Goal A:
Answer the following questions about the post on learning and building from scratch:
(i) In which language does SICP explain the simplest concept of programming?
(ii) Which two books are described as being written in the same vein as Gary Bernhardt's DAS?
(iii) What work is cited as a good illustration of providing an isolated example for a subject that relies on other subjects?
Goal B: Rewrite the portion of the post on learning between "This is the" and "understand from scratch.", inclusive, substituting "essay" for "post".
Goal C: Extend the post on learning and building from scratch, continuing from its final sentence.

Text extract:
○ ○ ○ ○ ○ ○ ○

This is the collection of some ideas and my thoughts about learning, teaching, and knowledge in general. I wanted to separate this post into three parts, but all of them are interconnected so I guess this will be one long post. On the bright side, sections are small and there is no need to read them all or read them in a given order.

Building from scratch #

To deeply understand some complex concepts, it is useful to analyze (disassemble, break into smaller parts) it, and understand how each part works. Another side of this approach is to build the thing that you want to understand from scratch.

This idea is present in SICP, authors start with the simplest concept of programming explained in the Lisp and then they show how to build the Lisp itself (circle closes).

Gary Bernhardt likes to show how to build things from scratch in his DAS “show”. The Little Schemer and The Little Prover are also written in the same vein.

The main idea is to have small isolated examples which focus on essentials.

For example, to learn basic ideas behind different programming languages, you can try to implement small programming languages like shown here.

But… #

What if given subject heavily relies on other subjects, so it would be hard to present in isolation?

It is still possible to provide an isolated example. A good illustration of this approach can be found in Teaching Garbage Collection without Implementing Compilers or Interpreters.

○ ○ ○ ○ ○ ○ ○

Data listing:
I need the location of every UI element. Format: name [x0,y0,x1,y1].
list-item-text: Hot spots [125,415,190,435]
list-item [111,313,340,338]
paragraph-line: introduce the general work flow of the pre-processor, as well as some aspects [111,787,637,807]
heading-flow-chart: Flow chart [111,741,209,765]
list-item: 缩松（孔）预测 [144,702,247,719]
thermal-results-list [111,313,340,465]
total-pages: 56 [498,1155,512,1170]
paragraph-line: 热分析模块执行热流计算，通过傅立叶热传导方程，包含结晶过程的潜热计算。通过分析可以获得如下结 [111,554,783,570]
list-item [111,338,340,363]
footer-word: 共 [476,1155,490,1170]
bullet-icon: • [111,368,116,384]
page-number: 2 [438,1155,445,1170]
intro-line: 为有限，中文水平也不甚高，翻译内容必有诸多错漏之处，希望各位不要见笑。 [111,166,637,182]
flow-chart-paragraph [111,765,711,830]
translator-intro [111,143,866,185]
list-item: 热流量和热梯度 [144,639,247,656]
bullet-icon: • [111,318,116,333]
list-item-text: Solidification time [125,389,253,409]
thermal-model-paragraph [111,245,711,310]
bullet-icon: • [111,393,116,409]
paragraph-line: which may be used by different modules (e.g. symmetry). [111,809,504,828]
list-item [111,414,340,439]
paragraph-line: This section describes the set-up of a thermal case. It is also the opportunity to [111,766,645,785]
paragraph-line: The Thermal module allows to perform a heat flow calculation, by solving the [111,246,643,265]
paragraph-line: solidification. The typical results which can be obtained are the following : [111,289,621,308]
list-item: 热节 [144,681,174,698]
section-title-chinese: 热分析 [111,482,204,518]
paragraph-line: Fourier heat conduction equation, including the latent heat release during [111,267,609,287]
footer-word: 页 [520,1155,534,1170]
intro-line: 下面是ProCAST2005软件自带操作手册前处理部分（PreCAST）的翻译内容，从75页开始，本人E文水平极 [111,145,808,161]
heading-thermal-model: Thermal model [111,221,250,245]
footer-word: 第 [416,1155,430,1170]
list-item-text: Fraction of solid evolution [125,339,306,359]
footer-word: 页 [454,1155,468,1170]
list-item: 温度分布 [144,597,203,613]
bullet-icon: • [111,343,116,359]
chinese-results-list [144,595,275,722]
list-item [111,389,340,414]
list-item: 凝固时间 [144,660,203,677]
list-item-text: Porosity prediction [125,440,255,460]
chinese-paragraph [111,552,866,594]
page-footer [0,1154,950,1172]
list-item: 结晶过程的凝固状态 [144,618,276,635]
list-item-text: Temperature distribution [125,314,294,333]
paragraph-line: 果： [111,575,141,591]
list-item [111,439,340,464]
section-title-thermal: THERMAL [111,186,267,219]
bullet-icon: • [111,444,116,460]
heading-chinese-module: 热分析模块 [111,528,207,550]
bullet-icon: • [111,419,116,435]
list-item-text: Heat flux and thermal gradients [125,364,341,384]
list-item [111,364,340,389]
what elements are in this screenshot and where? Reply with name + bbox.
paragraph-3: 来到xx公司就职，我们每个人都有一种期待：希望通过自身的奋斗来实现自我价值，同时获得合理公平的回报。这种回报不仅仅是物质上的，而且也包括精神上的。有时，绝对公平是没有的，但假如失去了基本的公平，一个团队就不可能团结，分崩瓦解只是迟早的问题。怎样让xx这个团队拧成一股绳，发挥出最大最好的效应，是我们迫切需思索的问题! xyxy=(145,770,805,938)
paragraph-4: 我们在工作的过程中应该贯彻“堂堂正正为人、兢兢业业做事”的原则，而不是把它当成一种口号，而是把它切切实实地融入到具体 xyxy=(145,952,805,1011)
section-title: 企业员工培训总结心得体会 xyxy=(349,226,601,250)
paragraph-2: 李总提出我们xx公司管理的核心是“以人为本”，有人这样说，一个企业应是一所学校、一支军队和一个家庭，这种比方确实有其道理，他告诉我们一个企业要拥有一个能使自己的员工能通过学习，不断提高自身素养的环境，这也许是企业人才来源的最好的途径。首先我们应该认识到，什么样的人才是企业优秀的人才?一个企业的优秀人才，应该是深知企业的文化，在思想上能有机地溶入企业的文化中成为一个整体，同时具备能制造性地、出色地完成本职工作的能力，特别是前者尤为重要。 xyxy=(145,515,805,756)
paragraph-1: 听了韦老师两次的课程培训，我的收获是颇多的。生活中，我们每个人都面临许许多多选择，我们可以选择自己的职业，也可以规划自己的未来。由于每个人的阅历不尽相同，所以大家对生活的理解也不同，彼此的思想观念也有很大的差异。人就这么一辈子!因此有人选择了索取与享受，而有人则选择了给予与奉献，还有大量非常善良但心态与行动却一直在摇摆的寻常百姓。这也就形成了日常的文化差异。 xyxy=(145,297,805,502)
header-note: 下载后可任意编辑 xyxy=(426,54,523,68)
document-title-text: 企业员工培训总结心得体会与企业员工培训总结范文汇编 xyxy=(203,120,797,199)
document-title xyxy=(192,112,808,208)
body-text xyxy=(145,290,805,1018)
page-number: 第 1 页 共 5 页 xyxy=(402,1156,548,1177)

○ ○ ○ ○ ○ ○ ○

Task output A:
(i) Lisp.
(ii) The Little Schemer and The Little Prover.
(iii) Teaching Garbage Collection without Implementing Compilers or Interpreters.

Task output B:
This is the collection of some ideas and my thoughts about learning, teaching, and knowledge in general. I wanted to separate this essay into three parts, but all of them are interconnected so I guess this will be one long essay. On the bright side, sections are small and there is no need to read them all or read them in a given order.

Building from scratch #

To deeply understand some complex concepts, it is useful to analyze (disassemble, break into smaller parts) it, and understand how each part works. Another side of this approach is to build the thing that you want to understand from scratch.

Task output C:
Given the widespread use of memory-safe languages, students must understand garbage collection well… an effective approach would be to have them implement garbage collectors. Unfortunately, a full implementation depends on substantial knowledge of compilers and runtime systems, which many courses do not cover or cannot assume. This paper presents an instructive approach to teaching GC, where students implement it atop a simplified stack and heap. Our approach eliminates enormous curricular dependencies while preserving the essence of GC algorithms. We take pains to enable testability, comprehensibility and facilitates debugging. Our approach has been successfully classroom-tested for several years at several institutions.

– Teaching GC without Implementing Compilers or Interpreters

Another counterpoint can be that some subjects are very hard and can’t be simplified to a small isolated thing, for example, a modern browser is a very complex thing. Should we make people write a browser from scratch in order for them to understand web-development?

“Problem first” approach #

I first saw this idea in a blog post where it was explained with an example based on the game. Imagine: the game starts and you need to accomplish a tutorial: you need to escape from a room. You try to get out but the door is locked. The tutorial instructs you to find the key. After you find it, you get back and get out of the room.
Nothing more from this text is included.